*** Opening of Selected text ***
- Born: Eugene Emmanuel Polito September 13, 1918 Brooklyn, New York, United States
- Died: November 28, 2010 (aged 92) Irvine, California, United States
- Occupation: Cinematographer
- Parent(s): Sol Polito Frances Polito

= Gene Polito =

American cinematographer

Eugene Emmanuel Polito (September 13, 1918 – November 28, 2010) was an American cinematographer, mechanical engineer and academic. His numerous film and television credits included Futureworld, Up in Smoke and Lost in Space.

==Biography==
Polito was born in Brooklyn, New York, in 1918, the son of cinematographer Sol Polito and his wife, Frances Polito. Polito was just eight months old when his family moved to Los Angeles in 1919 so his father, Sol Polito, could continue working at Warner Brothers Studios.

Polito graduated from Loyola High School in Los Angeles. He attended Loyola University (now Loyola Marymount University), before earning his bachelor's degree in mechanical engineering from the University of Southern California. Polito was employed as an engineer for aerospace manufacturer, Douglas Aircraft Company, during World War II.
*** Close of Selected text ***
## [Task brief]
According to the biography of Gene Polito, what company employed him as an engineer during World War II?
*** Opening of Entries supplied ***
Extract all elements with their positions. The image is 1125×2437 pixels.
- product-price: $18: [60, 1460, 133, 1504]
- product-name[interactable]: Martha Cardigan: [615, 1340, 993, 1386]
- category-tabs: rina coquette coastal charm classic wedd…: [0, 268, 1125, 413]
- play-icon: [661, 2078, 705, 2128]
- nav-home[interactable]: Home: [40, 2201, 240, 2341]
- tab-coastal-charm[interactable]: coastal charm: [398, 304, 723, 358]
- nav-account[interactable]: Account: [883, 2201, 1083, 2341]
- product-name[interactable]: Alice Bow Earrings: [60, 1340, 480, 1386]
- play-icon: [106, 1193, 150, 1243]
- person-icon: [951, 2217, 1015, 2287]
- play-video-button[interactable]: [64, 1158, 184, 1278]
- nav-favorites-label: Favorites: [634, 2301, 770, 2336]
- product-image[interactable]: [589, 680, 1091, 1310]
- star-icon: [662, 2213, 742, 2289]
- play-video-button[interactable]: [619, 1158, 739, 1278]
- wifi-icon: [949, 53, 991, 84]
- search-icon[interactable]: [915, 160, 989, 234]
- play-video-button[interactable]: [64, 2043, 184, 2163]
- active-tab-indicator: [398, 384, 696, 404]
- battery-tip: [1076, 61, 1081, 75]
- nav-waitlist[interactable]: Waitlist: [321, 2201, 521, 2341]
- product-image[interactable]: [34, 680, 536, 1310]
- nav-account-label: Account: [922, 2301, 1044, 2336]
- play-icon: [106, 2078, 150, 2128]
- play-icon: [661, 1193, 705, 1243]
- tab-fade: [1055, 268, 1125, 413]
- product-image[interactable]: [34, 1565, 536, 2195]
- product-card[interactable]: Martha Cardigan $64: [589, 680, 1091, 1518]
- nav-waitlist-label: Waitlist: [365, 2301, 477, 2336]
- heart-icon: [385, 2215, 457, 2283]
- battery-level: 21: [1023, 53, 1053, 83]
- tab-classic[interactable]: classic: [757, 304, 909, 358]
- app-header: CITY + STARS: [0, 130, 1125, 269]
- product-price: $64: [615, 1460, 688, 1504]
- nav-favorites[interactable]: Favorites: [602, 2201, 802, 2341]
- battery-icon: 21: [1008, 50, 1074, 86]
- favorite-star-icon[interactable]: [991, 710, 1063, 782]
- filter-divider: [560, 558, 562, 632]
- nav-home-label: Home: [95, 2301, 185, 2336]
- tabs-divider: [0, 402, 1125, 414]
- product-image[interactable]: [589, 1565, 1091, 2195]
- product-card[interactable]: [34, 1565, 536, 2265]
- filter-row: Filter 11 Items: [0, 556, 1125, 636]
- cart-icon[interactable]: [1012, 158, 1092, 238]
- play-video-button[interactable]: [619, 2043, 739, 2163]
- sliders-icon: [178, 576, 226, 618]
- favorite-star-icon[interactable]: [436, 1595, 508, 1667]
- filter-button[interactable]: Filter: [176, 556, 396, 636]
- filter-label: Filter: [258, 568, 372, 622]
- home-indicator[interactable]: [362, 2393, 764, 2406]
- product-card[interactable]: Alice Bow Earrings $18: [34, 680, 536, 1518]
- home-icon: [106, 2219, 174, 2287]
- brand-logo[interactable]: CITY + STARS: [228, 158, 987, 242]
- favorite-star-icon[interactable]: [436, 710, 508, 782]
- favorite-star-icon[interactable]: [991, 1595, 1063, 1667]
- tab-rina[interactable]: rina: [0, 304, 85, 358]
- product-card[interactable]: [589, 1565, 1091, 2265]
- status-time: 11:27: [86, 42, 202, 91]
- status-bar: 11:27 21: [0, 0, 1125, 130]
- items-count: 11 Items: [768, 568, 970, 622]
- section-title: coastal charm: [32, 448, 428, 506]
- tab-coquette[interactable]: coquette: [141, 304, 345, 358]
*** Close of Entries supplied ***
## [Answer for the task]
Douglas Aircraft Company